Text section:
━━━━━━
Materials and methods

Cell culture and reagents

Mangiferin (MGN), Dulbecco’s Modified Eagle Medium (DMEM), Fetal Bovine Serum (FBS), Rhodamine 123, Acridine orange (AO) were purchased from Sigma Chemical Co. (St. Louis, MO, USA). Other chemicals mentioned were procured from HiMedia Laboratories, Mumbai, India. Human dermal fibroblast cells used in this study were previously established at the Manipal School of Life Sciences, from the skin biopsies of healthy individuals with prior consent and approval from Institutional Ethics Committee, Kasturba Hospital, Manipal (approval number IEC 011/2009). Briefly, skin sample was cut into small pieces aseptically and cultured in the presence of DMEM containing 10% FBS and fibroblast cells were allowed to outgrow and routinely passaged by trypsinization. Fibroblast cells were identified by their distinct property of being spindle-shaped, bipolar and retractile (as described in ATCC). The fibroblast cells established were maintained in DMEM supplemented with 10% FBS, along with 1× antibiotics/antimycotic mixture (containing 100 U of Penicillin, 0.1 mg of Streptomycin and 0.25 μg of Amphotericin B) at 37 °C in a 5% CO2 incubator. Cells were maintained at 50–60% confluence and all the experiments were conducted using cells established from multiple donors of below passage 10.

Experimental design

We initially carried out experiments in order to determine the effective concentration at which H2O2 is potent enough to induce senescence. For this, exponentially growing cells (104) growing in 96 well plate were treated with different concentrations of H2O2 (10-500 μM) for 24 h in order to determine the effect of H2O2 on cell viability by MTT assay [11]. Our finding (unpublished data) indicated that treating the fibroblast cells with a low concentration of H2O2 (10 μM) everyday for 15 days could induce the phenotype of premature senescence in fibroblast cells which was confirmed by SA-β Gal staining assay.
━━━━━━
Dataset excerpts:
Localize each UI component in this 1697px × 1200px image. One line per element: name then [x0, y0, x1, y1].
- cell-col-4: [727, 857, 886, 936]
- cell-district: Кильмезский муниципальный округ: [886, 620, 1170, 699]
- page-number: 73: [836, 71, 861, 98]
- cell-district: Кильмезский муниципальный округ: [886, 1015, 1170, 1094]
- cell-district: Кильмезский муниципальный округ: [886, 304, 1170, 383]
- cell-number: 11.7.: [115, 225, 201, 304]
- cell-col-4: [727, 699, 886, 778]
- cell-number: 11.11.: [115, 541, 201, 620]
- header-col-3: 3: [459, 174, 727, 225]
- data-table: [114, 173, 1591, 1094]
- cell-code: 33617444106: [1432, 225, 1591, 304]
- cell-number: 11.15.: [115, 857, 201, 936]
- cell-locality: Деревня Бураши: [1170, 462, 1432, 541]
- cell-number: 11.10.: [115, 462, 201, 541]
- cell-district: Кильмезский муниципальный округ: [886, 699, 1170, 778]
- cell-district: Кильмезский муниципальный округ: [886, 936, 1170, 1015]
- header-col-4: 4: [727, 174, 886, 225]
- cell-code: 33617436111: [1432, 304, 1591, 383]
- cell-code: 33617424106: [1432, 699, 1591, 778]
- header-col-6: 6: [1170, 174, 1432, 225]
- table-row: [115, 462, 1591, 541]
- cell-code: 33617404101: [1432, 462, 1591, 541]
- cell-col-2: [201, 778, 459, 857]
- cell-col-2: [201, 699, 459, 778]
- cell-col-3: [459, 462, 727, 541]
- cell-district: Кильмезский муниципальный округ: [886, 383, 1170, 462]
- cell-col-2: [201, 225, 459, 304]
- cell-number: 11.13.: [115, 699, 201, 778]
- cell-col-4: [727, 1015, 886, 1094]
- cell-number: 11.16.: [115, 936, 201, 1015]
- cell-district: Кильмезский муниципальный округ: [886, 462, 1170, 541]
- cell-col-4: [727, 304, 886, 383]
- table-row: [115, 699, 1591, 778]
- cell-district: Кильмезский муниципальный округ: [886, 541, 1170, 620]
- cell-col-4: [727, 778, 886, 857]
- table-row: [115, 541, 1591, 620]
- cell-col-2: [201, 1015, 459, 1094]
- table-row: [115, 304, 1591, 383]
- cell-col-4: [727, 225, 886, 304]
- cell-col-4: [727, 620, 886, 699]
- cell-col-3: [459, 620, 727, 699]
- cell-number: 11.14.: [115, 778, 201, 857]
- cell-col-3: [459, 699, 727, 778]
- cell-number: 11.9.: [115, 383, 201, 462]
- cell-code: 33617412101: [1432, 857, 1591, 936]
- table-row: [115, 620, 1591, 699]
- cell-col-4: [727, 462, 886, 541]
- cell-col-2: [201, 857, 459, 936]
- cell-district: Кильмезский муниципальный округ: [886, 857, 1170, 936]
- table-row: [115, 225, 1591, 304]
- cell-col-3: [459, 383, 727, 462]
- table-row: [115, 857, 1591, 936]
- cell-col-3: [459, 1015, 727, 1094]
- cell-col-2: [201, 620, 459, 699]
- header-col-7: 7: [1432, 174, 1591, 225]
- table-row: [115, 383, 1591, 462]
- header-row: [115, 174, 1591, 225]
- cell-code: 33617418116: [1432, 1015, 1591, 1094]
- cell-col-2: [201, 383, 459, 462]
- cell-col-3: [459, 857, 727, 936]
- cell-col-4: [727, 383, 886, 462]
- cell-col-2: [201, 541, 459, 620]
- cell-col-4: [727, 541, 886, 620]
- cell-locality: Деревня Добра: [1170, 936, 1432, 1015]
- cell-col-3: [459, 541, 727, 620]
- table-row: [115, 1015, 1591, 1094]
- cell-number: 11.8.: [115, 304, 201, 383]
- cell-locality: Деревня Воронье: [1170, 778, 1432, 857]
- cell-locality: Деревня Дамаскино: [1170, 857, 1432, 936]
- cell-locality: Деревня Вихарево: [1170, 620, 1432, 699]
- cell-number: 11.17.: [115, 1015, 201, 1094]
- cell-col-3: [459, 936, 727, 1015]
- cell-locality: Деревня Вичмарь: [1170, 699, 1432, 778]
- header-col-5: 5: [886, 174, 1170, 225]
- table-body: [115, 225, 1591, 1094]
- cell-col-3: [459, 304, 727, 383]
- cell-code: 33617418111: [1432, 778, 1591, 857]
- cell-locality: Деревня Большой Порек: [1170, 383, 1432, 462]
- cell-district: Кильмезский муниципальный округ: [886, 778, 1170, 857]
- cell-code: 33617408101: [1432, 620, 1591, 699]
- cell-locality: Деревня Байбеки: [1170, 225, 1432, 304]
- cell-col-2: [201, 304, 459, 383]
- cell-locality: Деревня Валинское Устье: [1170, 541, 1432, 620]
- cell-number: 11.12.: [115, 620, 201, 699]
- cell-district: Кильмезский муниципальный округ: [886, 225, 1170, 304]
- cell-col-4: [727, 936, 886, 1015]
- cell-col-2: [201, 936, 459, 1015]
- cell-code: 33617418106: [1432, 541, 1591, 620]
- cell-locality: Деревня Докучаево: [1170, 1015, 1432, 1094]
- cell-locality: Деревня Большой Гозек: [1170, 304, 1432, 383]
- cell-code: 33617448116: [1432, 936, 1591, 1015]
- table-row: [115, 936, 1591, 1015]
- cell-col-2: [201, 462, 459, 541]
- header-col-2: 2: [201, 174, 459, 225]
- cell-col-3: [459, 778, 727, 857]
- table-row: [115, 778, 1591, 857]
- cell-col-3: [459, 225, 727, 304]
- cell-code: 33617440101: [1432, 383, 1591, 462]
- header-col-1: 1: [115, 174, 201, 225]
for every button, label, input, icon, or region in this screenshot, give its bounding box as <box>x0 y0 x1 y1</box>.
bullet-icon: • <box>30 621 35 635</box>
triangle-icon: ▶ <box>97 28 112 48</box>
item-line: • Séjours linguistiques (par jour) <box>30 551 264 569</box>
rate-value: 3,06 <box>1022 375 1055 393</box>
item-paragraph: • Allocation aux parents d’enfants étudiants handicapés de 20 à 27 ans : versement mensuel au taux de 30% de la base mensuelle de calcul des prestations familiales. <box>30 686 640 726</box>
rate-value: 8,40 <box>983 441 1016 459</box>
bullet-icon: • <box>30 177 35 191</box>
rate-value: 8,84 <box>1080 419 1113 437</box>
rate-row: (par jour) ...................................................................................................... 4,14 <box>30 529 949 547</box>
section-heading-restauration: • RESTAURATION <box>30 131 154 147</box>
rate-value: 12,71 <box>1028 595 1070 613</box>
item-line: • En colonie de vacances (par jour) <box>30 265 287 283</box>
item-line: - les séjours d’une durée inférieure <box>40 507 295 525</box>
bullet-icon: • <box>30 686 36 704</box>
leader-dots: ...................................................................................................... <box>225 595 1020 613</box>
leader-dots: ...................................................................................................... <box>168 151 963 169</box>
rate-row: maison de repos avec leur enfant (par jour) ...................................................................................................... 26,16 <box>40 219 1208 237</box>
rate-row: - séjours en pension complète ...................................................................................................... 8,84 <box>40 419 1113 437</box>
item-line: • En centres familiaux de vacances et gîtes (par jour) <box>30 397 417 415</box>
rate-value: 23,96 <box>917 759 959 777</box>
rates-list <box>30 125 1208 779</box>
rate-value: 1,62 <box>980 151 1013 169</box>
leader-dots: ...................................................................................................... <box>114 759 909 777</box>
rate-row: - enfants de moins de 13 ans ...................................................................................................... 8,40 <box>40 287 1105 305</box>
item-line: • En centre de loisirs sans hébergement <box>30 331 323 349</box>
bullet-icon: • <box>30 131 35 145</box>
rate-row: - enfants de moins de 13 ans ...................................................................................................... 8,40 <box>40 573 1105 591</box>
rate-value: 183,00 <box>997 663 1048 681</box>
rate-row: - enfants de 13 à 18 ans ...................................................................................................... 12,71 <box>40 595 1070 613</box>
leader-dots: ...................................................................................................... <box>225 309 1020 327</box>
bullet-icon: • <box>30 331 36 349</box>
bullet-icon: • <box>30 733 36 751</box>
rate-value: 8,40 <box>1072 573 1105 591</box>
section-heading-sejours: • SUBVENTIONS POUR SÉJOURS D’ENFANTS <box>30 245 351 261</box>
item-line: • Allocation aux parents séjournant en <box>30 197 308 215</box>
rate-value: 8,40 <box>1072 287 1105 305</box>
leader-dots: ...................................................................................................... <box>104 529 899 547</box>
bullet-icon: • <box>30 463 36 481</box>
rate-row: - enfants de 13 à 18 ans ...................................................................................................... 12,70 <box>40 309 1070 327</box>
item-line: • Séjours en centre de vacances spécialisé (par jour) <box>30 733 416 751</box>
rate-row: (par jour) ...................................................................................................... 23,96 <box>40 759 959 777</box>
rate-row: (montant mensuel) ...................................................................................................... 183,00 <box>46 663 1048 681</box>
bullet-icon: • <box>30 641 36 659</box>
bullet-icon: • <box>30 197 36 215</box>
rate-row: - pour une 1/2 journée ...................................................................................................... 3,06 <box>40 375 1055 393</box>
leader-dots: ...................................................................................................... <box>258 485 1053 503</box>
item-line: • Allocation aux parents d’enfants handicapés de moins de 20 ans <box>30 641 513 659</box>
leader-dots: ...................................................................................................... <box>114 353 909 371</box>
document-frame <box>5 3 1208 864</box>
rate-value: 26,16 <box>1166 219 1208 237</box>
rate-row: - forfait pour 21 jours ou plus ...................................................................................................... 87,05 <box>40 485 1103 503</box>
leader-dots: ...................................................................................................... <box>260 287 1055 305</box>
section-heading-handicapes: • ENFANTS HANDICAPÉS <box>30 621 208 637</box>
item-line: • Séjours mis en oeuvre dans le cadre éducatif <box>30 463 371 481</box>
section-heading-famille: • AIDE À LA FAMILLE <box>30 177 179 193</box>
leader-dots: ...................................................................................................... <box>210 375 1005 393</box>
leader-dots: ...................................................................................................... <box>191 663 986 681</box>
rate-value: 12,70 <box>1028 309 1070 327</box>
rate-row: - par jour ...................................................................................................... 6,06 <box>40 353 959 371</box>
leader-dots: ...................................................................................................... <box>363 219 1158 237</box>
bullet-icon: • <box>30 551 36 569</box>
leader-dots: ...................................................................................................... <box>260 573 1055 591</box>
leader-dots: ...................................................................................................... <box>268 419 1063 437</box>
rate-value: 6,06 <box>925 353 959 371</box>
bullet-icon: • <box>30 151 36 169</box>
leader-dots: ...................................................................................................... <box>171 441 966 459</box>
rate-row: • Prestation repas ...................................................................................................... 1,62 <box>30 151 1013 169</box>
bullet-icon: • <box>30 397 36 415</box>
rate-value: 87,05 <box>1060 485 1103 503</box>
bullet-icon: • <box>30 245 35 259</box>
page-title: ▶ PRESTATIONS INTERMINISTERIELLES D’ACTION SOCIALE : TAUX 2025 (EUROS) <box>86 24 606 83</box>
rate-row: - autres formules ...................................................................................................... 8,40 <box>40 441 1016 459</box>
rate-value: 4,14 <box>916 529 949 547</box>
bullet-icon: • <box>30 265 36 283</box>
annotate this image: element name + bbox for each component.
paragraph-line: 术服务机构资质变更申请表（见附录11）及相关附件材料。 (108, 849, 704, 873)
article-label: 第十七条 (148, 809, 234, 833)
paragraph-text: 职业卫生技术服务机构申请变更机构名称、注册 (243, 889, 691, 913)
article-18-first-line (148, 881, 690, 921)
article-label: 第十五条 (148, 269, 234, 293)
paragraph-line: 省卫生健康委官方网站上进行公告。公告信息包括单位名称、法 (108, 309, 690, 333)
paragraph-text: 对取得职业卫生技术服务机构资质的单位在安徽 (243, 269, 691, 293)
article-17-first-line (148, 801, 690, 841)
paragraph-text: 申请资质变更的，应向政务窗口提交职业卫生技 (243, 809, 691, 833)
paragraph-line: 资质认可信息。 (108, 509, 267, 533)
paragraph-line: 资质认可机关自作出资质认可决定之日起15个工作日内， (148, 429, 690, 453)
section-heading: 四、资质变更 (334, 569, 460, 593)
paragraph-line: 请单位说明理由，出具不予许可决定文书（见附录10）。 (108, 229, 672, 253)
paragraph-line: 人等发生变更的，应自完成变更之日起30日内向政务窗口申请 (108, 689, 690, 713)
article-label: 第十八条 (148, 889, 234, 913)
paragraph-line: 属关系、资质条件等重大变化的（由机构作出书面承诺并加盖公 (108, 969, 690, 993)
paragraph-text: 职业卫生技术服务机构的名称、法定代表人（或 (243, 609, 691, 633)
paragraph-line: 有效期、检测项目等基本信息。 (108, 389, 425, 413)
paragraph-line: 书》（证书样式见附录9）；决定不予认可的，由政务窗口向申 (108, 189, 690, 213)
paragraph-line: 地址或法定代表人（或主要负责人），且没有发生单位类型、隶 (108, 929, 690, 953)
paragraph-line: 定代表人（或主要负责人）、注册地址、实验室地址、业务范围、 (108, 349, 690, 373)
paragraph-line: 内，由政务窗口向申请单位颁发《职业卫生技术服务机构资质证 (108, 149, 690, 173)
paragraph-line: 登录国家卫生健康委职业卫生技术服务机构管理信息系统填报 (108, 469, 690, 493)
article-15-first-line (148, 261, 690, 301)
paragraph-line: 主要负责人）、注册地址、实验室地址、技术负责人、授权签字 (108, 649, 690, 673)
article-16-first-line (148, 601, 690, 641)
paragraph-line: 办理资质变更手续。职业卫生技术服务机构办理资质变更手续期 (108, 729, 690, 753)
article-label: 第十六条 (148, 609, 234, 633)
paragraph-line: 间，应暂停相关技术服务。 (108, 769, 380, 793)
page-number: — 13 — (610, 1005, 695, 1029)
━━━━━━
Instructions to follow:
Reproduce the entire materials and methods section word for word. The records play no part in what comes next.

Answer to this exercise:
Materials and methods

Cell culture and reagents

Mangiferin (MGN), Dulbecco’s Modified Eagle Medium (DMEM), Fetal Bovine Serum (FBS), Rhodamine 123, Acridine orange (AO) were purchased from Sigma Chemical Co. (St. Louis, MO, USA). Other chemicals mentioned were procured from HiMedia Laboratories, Mumbai, India. Human dermal fibroblast cells used in this study were previously established at the Manipal School of Life Sciences, from the skin biopsies of healthy individuals with prior consent and approval from Institutional Ethics Committee, Kasturba Hospital, Manipal (approval number IEC 011/2009). Briefly, skin sample was cut into small pieces aseptically and cultured in the presence of DMEM containing 10% FBS and fibroblast cells were allowed to outgrow and routinely passaged by trypsinization. Fibroblast cells were identified by their distinct property of being spindle-shaped, bipolar and retractile (as described in ATCC). The fibroblast cells established were maintained in DMEM supplemented with 10% FBS, along with 1× antibiotics/antimycotic mixture (containing 100 U of Penicillin, 0.1 mg of Streptomycin and 0.25 μg of Amphotericin B) at 37 °C in a 5% CO2 incubator. Cells were maintained at 50–60% confluence and all the experiments were conducted using cells established from multiple donors of below passage 10.

Experimental design

We initially carried out experiments in order to determine the effective concentration at which H2O2 is potent enough to induce senescence. For this, exponentially growing cells (104) growing in 96 well plate were treated with different concentrations of H2O2 (10-500 μM) for 24 h in order to determine the effect of H2O2 on cell viability by MTT assay [11]. Our finding (unpublished data) indicated that treating the fibroblast cells with a low concentration of H2O2 (10 μM) everyday for 15 days could induce the phenotype of premature senescence in fibroblast cells which was confirmed by SA-β Gal staining assay.